[Start of MATERIAL TO PROCESS]
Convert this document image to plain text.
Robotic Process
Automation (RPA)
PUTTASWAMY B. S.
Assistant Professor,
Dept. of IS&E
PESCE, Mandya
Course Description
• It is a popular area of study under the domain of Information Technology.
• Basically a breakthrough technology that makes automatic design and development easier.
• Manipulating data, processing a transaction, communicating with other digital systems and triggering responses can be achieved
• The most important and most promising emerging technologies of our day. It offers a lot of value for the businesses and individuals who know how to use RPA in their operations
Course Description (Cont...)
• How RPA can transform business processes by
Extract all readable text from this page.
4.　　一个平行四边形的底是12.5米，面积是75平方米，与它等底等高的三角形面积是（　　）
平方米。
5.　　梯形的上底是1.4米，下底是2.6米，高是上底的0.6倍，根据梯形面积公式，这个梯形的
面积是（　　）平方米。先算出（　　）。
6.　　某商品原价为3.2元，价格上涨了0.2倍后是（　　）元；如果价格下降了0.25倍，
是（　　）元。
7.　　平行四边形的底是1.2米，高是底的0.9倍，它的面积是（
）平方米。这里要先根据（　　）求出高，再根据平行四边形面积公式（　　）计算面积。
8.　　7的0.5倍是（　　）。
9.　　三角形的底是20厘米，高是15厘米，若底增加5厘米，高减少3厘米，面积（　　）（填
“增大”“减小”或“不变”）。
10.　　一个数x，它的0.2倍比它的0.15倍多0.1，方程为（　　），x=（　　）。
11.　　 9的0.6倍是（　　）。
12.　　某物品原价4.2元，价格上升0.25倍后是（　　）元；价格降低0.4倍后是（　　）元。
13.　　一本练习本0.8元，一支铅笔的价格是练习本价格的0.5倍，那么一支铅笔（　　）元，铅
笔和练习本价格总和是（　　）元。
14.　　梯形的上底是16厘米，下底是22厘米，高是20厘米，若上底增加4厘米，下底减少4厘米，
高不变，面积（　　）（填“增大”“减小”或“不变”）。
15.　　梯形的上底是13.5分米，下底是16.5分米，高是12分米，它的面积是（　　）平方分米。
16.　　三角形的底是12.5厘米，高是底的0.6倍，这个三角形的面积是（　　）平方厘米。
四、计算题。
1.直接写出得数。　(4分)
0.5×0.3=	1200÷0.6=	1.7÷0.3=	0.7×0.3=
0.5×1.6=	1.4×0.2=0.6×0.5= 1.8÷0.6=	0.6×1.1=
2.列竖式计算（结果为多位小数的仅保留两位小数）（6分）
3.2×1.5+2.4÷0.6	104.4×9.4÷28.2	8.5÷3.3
[End of MATERIAL TO PROCESS]
### WHAT TO PRODUCE
Your task is to reproduce the whole listing exactly.

### FULL OUTPUT
Convert this document image to plain text.
Robotic Process
Automation (RPA)
PUTTASWAMY B. S.
Assistant Professor,
Dept. of IS&E
PESCE, Mandya
Course Description
• It is a popular area of study under the domain of Information Technology.
• Basically a breakthrough technology that makes automatic design and development easier.
• Manipulating data, processing a transaction, communicating with other digital systems and triggering responses can be achieved
• The most important and most promising emerging technologies of our day. It offers a lot of value for the businesses and individuals who know how to use RPA in their operations
Course Description (Cont...)
• How RPA can transform business processes by
Extract all readable text from this page.
4.　　一个平行四边形的底是12.5米，面积是75平方米，与它等底等高的三角形面积是（　　）
平方米。
5.　　梯形的上底是1.4米，下底是2.6米，高是上底的0.6倍，根据梯形面积公式，这个梯形的
面积是（　　）平方米。先算出（　　）。
6.　　某商品原价为3.2元，价格上涨了0.2倍后是（　　）元；如果价格下降了0.25倍，
是（　　）元。
7.　　平行四边形的底是1.2米，高是底的0.9倍，它的面积是（
）平方米。这里要先根据（　　）求出高，再根据平行四边形面积公式（　　）计算面积。
8.　　7的0.5倍是（　　）。
9.　　三角形的底是20厘米，高是15厘米，若底增加5厘米，高减少3厘米，面积（　　）（填
“增大”“减小”或“不变”）。
10.　　一个数x，它的0.2倍比它的0.15倍多0.1，方程为（　　），x=（　　）。
11.　　 9的0.6倍是（　　）。
12.　　某物品原价4.2元，价格上升0.25倍后是（　　）元；价格降低0.4倍后是（　　）元。
13.　　一本练习本0.8元，一支铅笔的价格是练习本价格的0.5倍，那么一支铅笔（　　）元，铅
笔和练习本价格总和是（　　）元。
14.　　梯形的上底是16厘米，下底是22厘米，高是20厘米，若上底增加4厘米，下底减少4厘米，
高不变，面积（　　）（填“增大”“减小”或“不变”）。
15.　　梯形的上底是13.5分米，下底是16.5分米，高是12分米，它的面积是（　　）平方分米。
16.　　三角形的底是12.5厘米，高是底的0.6倍，这个三角形的面积是（　　）平方厘米。
四、计算题。
1.直接写出得数。　(4分)
0.5×0.3=	1200÷0.6=	1.7÷0.3=	0.7×0.3=
0.5×1.6=	1.4×0.2=0.6×0.5= 1.8÷0.6=	0.6×1.1=
2.列竖式计算（结果为多位小数的仅保留两位小数）（6分）
3.2×1.5+2.4÷0.6	104.4×9.4÷28.2	8.5÷3.3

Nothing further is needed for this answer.